## Saved entries
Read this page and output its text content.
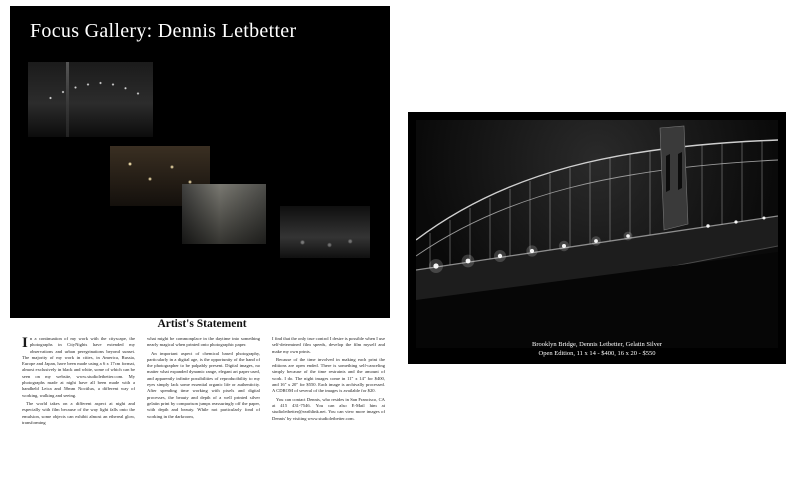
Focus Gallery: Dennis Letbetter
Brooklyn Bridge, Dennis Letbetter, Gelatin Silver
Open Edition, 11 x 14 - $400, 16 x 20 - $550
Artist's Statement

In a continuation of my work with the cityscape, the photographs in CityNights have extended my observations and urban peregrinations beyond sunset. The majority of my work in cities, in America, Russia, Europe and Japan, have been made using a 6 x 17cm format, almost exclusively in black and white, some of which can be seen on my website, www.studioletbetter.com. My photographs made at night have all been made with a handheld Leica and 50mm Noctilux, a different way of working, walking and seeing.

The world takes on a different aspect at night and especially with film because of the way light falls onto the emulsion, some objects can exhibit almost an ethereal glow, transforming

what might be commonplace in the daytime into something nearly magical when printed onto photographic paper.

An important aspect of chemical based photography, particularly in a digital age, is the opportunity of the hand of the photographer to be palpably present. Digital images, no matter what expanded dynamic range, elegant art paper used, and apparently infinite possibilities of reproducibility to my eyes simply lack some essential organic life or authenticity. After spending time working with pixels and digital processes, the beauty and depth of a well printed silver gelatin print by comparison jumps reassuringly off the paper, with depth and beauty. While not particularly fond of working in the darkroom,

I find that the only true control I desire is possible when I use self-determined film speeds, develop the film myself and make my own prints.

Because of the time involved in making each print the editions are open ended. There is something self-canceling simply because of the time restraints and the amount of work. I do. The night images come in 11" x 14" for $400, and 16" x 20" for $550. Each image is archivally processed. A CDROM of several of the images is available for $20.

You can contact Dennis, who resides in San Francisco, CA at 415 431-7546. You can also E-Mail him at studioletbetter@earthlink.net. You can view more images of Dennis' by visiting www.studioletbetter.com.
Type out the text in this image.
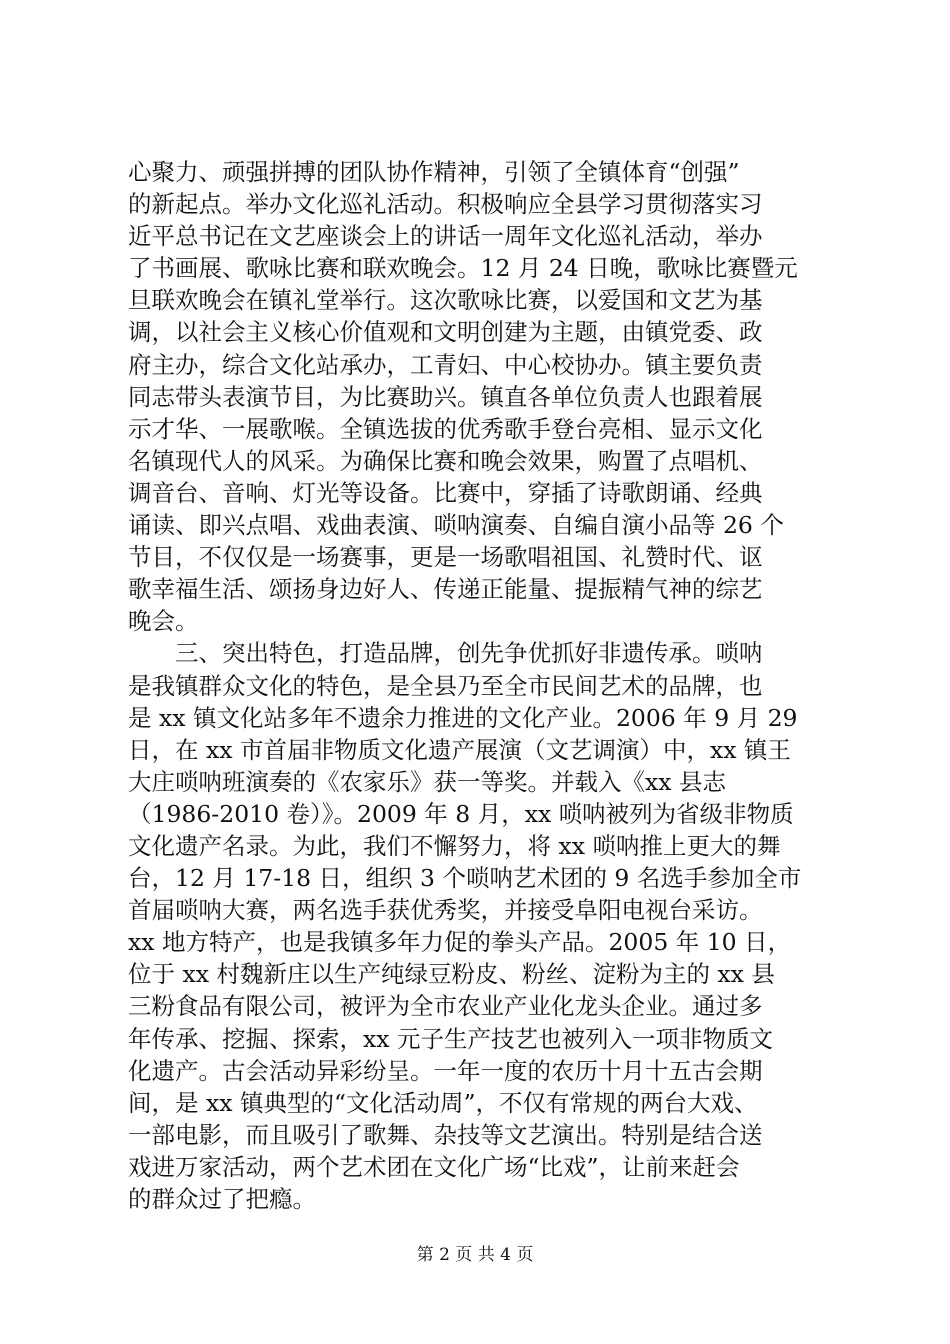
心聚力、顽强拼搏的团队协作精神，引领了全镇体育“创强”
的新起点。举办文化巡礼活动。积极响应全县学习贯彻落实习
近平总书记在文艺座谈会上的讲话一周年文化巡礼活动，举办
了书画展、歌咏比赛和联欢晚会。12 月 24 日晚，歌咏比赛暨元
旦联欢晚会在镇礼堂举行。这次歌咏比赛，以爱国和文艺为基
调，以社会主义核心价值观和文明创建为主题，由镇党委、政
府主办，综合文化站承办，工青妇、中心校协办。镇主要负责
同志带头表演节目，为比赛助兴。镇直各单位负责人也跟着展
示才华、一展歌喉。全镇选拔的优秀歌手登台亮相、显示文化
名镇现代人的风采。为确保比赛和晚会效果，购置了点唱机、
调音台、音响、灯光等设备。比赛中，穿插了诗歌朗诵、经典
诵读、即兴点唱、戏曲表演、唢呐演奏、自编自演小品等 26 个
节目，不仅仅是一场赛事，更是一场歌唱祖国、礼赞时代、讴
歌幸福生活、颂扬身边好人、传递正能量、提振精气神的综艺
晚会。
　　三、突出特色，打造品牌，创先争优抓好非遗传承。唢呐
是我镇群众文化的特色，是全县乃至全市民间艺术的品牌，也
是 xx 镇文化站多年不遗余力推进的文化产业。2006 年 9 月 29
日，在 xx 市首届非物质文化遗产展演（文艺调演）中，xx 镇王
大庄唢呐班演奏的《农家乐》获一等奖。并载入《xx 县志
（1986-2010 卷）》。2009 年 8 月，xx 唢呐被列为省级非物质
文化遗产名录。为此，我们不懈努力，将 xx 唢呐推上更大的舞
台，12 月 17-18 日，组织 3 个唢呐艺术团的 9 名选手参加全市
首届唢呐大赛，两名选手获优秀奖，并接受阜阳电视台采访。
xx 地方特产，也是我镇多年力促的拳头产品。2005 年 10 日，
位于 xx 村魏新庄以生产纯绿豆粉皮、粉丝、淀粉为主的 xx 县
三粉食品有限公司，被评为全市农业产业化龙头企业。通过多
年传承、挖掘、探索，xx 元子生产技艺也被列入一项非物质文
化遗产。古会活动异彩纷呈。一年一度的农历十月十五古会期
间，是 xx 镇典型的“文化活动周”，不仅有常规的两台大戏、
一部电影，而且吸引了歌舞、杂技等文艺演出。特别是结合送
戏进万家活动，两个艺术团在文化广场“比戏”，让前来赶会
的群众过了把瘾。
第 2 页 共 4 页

## Exercise details
Reproduce the entries above without change, omitting all pictures.

## In response
Read this page and output its text content.
Focus Gallery: Dennis Letbetter
Brooklyn Bridge, Dennis Letbetter, Gelatin Silver
Open Edition, 11 x 14 - $400, 16 x 20 - $550
Artist's Statement

In a continuation of my work with the cityscape, the photographs in CityNights have extended my observations and urban peregrinations beyond sunset. The majority of my work in cities, in America, Russia, Europe and Japan, have been made using a 6 x 17cm format, almost exclusively in black and white, some of which can be seen on my website, www.studioletbetter.com. My photographs made at night have all been made with a handheld Leica and 50mm Noctilux, a different way of working, walking and seeing.

The world takes on a different aspect at night and especially with film because of the way light falls onto the emulsion, some objects can exhibit almost an ethereal glow, transforming

what might be commonplace in the daytime into something nearly magical when printed onto photographic paper.

An important aspect of chemical based photography, particularly in a digital age, is the opportunity of the hand of the photographer to be palpably present. Digital images, no matter what expanded dynamic range, elegant art paper used, and apparently infinite possibilities of reproducibility to my eyes simply lack some essential organic life or authenticity. After spending time working with pixels and digital processes, the beauty and depth of a well printed silver gelatin print by comparison jumps reassuringly off the paper, with depth and beauty. While not particularly fond of working in the darkroom,

I find that the only true control I desire is possible when I use self-determined film speeds, develop the film myself and make my own prints.

Because of the time involved in making each print the editions are open ended. There is something self-canceling simply because of the time restraints and the amount of work. I do. The night images come in 11" x 14" for $400, and 16" x 20" for $550. Each image is archivally processed. A CDROM of several of the images is available for $20.

You can contact Dennis, who resides in San Francisco, CA at 415 431-7546. You can also E-Mail him at studioletbetter@earthlink.net. You can view more images of Dennis' by visiting www.studioletbetter.com.
Type out the text in this image.
心聚力、顽强拼搏的团队协作精神，引领了全镇体育“创强”
的新起点。举办文化巡礼活动。积极响应全县学习贯彻落实习
近平总书记在文艺座谈会上的讲话一周年文化巡礼活动，举办
了书画展、歌咏比赛和联欢晚会。12 月 24 日晚，歌咏比赛暨元
旦联欢晚会在镇礼堂举行。这次歌咏比赛，以爱国和文艺为基
调，以社会主义核心价值观和文明创建为主题，由镇党委、政
府主办，综合文化站承办，工青妇、中心校协办。镇主要负责
同志带头表演节目，为比赛助兴。镇直各单位负责人也跟着展
示才华、一展歌喉。全镇选拔的优秀歌手登台亮相、显示文化
名镇现代人的风采。为确保比赛和晚会效果，购置了点唱机、
调音台、音响、灯光等设备。比赛中，穿插了诗歌朗诵、经典
诵读、即兴点唱、戏曲表演、唢呐演奏、自编自演小品等 26 个
节目，不仅仅是一场赛事，更是一场歌唱祖国、礼赞时代、讴
歌幸福生活、颂扬身边好人、传递正能量、提振精气神的综艺
晚会。
　　三、突出特色，打造品牌，创先争优抓好非遗传承。唢呐
是我镇群众文化的特色，是全县乃至全市民间艺术的品牌，也
是 xx 镇文化站多年不遗余力推进的文化产业。2006 年 9 月 29
日，在 xx 市首届非物质文化遗产展演（文艺调演）中，xx 镇王
大庄唢呐班演奏的《农家乐》获一等奖。并载入《xx 县志
（1986-2010 卷）》。2009 年 8 月，xx 唢呐被列为省级非物质
文化遗产名录。为此，我们不懈努力，将 xx 唢呐推上更大的舞
台，12 月 17-18 日，组织 3 个唢呐艺术团的 9 名选手参加全市
首届唢呐大赛，两名选手获优秀奖，并接受阜阳电视台采访。
xx 地方特产，也是我镇多年力促的拳头产品。2005 年 10 日，
位于 xx 村魏新庄以生产纯绿豆粉皮、粉丝、淀粉为主的 xx 县
三粉食品有限公司，被评为全市农业产业化龙头企业。通过多
年传承、挖掘、探索，xx 元子生产技艺也被列入一项非物质文
化遗产。古会活动异彩纷呈。一年一度的农历十月十五古会期
间，是 xx 镇典型的“文化活动周”，不仅有常规的两台大戏、
一部电影，而且吸引了歌舞、杂技等文艺演出。特别是结合送
戏进万家活动，两个艺术团在文化广场“比戏”，让前来赶会
的群众过了把瘾。
第 2 页 共 4 页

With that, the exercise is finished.